**Exercise details**
Only the number is wanted: how many lines of the data contain "относительно"?

_ _ _ _ _

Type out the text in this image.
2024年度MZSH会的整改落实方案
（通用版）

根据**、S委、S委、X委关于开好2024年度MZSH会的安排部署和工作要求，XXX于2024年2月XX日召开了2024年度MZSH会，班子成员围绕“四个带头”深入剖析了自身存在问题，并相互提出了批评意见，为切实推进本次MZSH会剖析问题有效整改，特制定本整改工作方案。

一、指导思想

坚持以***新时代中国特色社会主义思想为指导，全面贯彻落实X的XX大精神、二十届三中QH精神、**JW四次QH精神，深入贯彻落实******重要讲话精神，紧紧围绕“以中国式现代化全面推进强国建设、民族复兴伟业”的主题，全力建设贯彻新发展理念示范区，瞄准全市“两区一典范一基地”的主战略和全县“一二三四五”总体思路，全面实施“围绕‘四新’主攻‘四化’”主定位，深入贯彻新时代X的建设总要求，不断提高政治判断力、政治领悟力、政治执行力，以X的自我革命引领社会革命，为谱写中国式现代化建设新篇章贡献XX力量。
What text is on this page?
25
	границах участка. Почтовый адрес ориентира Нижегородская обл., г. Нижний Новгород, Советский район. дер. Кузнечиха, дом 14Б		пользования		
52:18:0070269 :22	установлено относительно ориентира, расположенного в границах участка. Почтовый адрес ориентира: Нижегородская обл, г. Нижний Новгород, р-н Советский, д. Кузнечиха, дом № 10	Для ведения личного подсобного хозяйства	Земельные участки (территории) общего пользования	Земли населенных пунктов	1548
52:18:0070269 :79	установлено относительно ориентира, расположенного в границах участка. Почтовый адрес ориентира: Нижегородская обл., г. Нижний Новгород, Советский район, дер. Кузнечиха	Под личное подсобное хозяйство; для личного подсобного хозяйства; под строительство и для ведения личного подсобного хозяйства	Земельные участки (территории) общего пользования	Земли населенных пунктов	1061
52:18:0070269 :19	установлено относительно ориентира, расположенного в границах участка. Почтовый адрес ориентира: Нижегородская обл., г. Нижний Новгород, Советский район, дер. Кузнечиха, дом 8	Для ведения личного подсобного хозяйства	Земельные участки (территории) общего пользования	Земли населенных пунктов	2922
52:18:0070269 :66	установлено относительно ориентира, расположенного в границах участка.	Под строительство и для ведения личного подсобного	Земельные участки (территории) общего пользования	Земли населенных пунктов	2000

_ _ _ _ _

**Solution for this exercise**
4